Please give the listing again, word for word, with nothing left out.

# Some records
──────────────────────────────
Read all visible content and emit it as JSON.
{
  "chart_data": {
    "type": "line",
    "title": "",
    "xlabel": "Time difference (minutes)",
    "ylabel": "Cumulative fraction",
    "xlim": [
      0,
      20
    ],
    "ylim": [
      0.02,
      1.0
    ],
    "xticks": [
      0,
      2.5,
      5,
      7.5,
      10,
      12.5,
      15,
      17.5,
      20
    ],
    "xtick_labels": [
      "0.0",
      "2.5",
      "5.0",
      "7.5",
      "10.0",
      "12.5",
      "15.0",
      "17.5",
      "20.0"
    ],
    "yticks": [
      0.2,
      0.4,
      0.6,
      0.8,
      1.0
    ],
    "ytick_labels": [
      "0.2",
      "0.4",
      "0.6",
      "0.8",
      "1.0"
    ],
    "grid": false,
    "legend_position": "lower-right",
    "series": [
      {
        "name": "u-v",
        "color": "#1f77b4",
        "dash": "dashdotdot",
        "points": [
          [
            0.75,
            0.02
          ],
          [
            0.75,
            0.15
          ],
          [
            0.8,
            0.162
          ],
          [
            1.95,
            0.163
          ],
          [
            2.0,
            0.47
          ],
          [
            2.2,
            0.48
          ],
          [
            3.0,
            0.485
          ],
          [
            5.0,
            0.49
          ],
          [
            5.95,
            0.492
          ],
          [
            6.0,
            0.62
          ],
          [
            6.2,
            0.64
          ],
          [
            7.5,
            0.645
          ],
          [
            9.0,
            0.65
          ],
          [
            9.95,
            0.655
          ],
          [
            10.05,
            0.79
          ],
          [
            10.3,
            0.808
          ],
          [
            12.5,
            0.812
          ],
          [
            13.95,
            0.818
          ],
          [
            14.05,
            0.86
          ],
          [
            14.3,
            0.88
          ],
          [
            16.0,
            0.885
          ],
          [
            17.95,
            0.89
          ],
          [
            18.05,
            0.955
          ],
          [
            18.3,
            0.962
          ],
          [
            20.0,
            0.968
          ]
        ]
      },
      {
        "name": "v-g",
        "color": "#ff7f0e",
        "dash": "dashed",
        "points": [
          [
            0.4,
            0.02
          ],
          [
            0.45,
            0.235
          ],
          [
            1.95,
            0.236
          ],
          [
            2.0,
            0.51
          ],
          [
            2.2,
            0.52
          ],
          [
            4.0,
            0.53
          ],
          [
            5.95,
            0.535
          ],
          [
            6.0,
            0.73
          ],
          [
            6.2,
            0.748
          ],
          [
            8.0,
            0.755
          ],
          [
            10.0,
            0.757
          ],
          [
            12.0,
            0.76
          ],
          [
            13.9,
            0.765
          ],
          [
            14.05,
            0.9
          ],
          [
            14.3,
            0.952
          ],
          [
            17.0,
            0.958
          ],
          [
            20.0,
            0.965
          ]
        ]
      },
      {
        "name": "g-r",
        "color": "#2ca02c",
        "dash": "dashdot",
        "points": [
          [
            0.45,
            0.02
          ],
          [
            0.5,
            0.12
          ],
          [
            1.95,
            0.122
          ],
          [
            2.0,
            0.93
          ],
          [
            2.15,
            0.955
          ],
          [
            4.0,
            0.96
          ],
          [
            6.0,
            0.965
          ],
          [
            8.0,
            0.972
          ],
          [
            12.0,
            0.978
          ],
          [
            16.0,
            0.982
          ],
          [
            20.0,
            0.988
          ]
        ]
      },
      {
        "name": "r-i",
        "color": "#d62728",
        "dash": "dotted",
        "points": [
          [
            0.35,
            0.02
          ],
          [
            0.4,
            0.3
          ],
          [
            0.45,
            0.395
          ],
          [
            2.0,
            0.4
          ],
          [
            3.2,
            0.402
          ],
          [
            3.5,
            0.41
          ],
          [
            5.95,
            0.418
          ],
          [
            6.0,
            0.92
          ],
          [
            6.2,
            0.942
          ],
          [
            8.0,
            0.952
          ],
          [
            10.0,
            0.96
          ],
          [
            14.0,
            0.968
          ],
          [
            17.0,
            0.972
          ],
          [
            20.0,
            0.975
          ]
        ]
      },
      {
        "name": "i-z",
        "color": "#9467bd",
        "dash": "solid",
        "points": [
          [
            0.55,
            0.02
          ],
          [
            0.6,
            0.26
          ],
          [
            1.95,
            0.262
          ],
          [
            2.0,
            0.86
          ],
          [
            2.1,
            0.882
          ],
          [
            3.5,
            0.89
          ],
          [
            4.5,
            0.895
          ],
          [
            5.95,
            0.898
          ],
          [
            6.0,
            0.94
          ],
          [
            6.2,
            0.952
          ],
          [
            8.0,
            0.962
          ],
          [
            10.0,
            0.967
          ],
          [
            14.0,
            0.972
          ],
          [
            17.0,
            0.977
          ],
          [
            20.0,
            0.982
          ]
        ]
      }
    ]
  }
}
──────────────────────────────
# Response
Read all visible content and emit it as JSON.
{
  "chart_data": {
    "type": "line",
    "title": "",
    "xlabel": "Time difference (minutes)",
    "ylabel": "Cumulative fraction",
    "xlim": [
      0,
      20
    ],
    "ylim": [
      0.02,
      1.0
    ],
    "xticks": [
      0,
      2.5,
      5,
      7.5,
      10,
      12.5,
      15,
      17.5,
      20
    ],
    "xtick_labels": [
      "0.0",
      "2.5",
      "5.0",
      "7.5",
      "10.0",
      "12.5",
      "15.0",
      "17.5",
      "20.0"
    ],
    "yticks": [
      0.2,
      0.4,
      0.6,
      0.8,
      1.0
    ],
    "ytick_labels": [
      "0.2",
      "0.4",
      "0.6",
      "0.8",
      "1.0"
    ],
    "grid": false,
    "legend_position": "lower-right",
    "series": [
      {
        "name": "u-v",
        "color": "#1f77b4",
        "dash": "dashdotdot",
        "points": [
          [
            0.75,
            0.02
          ],
          [
            0.75,
            0.15
          ],
          [
            0.8,
            0.162
          ],
          [
            1.95,
            0.163
          ],
          [
            2.0,
            0.47
          ],
          [
            2.2,
            0.48
          ],
          [
            3.0,
            0.485
          ],
          [
            5.0,
            0.49
          ],
          [
            5.95,
            0.492
          ],
          [
            6.0,
            0.62
          ],
          [
            6.2,
            0.64
          ],
          [
            7.5,
            0.645
          ],
          [
            9.0,
            0.65
          ],
          [
            9.95,
            0.655
          ],
          [
            10.05,
            0.79
          ],
          [
            10.3,
            0.808
          ],
          [
            12.5,
            0.812
          ],
          [
            13.95,
            0.818
          ],
          [
            14.05,
            0.86
          ],
          [
            14.3,
            0.88
          ],
          [
            16.0,
            0.885
          ],
          [
            17.95,
            0.89
          ],
          [
            18.05,
            0.955
          ],
          [
            18.3,
            0.962
          ],
          [
            20.0,
            0.968
          ]
        ]
      },
      {
        "name": "v-g",
        "color": "#ff7f0e",
        "dash": "dashed",
        "points": [
          [
            0.4,
            0.02
          ],
          [
            0.45,
            0.235
          ],
          [
            1.95,
            0.236
          ],
          [
            2.0,
            0.51
          ],
          [
            2.2,
            0.52
          ],
          [
            4.0,
            0.53
          ],
          [
            5.95,
            0.535
          ],
          [
            6.0,
            0.73
          ],
          [
            6.2,
            0.748
          ],
          [
            8.0,
            0.755
          ],
          [
            10.0,
            0.757
          ],
          [
            12.0,
            0.76
          ],
          [
            13.9,
            0.765
          ],
          [
            14.05,
            0.9
          ],
          [
            14.3,
            0.952
          ],
          [
            17.0,
            0.958
          ],
          [
            20.0,
            0.965
          ]
        ]
      },
      {
        "name": "g-r",
        "color": "#2ca02c",
        "dash": "dashdot",
        "points": [
          [
            0.45,
            0.02
          ],
          [
            0.5,
            0.12
          ],
          [
            1.95,
            0.122
          ],
          [
            2.0,
            0.93
          ],
          [
            2.15,
            0.955
          ],
          [
            4.0,
            0.96
          ],
          [
            6.0,
            0.965
          ],
          [
            8.0,
            0.972
          ],
          [
            12.0,
            0.978
          ],
          [
            16.0,
            0.982
          ],
          [
            20.0,
            0.988
          ]
        ]
      },
      {
        "name": "r-i",
        "color": "#d62728",
        "dash": "dotted",
        "points": [
          [
            0.35,
            0.02
          ],
          [
            0.4,
            0.3
          ],
          [
            0.45,
            0.395
          ],
          [
            2.0,
            0.4
          ],
          [
            3.2,
            0.402
          ],
          [
            3.5,
            0.41
          ],
          [
            5.95,
            0.418
          ],
          [
            6.0,
            0.92
          ],
          [
            6.2,
            0.942
          ],
          [
            8.0,
            0.952
          ],
          [
            10.0,
            0.96
          ],
          [
            14.0,
            0.968
          ],
          [
            17.0,
            0.972
          ],
          [
            20.0,
            0.975
          ]
        ]
      },
      {
        "name": "i-z",
        "color": "#9467bd",
        "dash": "solid",
        "points": [
          [
            0.55,
            0.02
          ],
          [
            0.6,
            0.26
          ],
          [
            1.95,
            0.262
          ],
          [
            2.0,
            0.86
          ],
          [
            2.1,
            0.882
          ],
          [
            3.5,
            0.89
          ],
          [
            4.5,
            0.895
          ],
          [
            5.95,
            0.898
          ],
          [
            6.0,
            0.94
          ],
          [
            6.2,
            0.952
          ],
          [
            8.0,
            0.962
          ],
          [
            10.0,
            0.967
          ],
          [
            14.0,
            0.972
          ],
          [
            17.0,
            0.977
          ],
          [
            20.0,
            0.982
          ]
        ]
      }
    ]
  }
}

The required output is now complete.